#### Exercise brief
Locate the word "text" in the material, then show every line that holds it.

[START Data in this exercise]

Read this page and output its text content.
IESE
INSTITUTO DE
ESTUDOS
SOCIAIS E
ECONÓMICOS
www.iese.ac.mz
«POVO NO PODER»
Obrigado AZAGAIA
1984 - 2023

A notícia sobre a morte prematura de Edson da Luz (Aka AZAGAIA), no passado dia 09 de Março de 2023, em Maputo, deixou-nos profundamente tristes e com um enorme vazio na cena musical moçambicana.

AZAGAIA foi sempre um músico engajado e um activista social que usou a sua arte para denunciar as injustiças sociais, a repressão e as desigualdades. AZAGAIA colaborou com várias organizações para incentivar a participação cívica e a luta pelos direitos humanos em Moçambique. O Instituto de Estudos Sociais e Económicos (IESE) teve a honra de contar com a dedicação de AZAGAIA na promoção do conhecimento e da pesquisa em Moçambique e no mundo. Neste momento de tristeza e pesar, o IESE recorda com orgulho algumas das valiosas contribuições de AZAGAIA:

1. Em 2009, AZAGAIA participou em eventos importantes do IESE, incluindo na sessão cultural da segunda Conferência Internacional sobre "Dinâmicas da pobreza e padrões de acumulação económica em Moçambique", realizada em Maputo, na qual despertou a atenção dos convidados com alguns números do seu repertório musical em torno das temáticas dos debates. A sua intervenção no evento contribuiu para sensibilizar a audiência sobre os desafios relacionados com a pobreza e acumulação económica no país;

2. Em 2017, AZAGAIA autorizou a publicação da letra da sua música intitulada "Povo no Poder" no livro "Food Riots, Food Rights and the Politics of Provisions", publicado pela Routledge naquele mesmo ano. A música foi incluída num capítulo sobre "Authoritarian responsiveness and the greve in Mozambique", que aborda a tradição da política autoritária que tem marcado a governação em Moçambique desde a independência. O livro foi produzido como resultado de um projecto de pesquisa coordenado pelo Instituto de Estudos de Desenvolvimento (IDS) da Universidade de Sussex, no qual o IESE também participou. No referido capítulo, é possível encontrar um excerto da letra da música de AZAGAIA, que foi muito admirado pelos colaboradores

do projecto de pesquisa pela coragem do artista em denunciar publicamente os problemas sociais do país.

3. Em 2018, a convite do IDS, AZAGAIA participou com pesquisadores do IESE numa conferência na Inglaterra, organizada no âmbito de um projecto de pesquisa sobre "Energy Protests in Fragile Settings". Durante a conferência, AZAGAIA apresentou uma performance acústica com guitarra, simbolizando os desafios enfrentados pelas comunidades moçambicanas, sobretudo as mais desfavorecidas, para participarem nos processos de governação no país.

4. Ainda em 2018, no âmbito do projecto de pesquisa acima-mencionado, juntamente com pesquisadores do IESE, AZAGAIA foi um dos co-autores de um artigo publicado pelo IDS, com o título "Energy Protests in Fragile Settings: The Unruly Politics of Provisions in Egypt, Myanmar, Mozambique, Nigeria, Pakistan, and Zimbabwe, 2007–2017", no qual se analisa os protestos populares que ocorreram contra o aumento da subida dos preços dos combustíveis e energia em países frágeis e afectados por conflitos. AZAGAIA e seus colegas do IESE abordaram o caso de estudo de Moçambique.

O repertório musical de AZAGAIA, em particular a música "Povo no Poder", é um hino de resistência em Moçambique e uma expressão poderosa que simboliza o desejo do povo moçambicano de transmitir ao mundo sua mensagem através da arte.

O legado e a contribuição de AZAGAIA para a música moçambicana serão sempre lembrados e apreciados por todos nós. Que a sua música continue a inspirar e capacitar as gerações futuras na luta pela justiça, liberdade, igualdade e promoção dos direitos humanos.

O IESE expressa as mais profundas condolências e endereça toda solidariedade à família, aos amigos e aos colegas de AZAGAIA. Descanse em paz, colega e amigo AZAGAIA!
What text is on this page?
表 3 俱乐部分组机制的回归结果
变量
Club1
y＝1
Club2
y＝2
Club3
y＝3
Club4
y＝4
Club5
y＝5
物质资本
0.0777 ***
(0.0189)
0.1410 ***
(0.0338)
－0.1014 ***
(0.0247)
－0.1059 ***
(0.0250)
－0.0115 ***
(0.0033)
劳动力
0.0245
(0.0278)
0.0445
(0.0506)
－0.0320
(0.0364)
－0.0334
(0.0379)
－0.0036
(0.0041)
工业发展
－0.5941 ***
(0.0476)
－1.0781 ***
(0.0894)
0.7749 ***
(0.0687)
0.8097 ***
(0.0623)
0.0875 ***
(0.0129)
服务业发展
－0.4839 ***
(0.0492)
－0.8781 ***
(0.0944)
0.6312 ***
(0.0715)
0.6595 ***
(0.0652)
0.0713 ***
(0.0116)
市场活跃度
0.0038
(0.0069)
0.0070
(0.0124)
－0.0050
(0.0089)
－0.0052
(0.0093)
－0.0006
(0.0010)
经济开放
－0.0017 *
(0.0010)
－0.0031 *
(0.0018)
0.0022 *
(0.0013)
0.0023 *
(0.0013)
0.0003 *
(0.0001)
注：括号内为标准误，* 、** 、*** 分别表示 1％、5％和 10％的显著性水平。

[END Data in this exercise]

#### Task response
Read this page and output its text content.
What text is on this page?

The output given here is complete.